* [Requirement]:
Retype all of the data exactly as given.

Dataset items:
****

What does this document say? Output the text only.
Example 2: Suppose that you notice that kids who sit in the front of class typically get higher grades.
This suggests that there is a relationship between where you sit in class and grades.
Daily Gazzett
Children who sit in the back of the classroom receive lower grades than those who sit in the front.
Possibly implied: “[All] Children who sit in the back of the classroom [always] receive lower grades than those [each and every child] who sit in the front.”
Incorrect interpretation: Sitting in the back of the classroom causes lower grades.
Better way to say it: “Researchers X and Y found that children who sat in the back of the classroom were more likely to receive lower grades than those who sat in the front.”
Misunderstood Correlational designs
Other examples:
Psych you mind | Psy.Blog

****

* [Full output]:
What does this document say? Output the text only.
Example 2: Suppose that you notice that kids who sit in the front of class typically get higher grades.
This suggests that there is a relationship between where you sit in class and grades.
Daily Gazzett
Children who sit in the back of the classroom receive lower grades than those who sit in the front.
Possibly implied: “[All] Children who sit in the back of the classroom [always] receive lower grades than those [each and every child] who sit in the front.”
Incorrect interpretation: Sitting in the back of the classroom causes lower grades.
Better way to say it: “Researchers X and Y found that children who sat in the back of the classroom were more likely to receive lower grades than those who sat in the front.”
Misunderstood Correlational designs
Other examples:
Psych you mind | Psy.Blog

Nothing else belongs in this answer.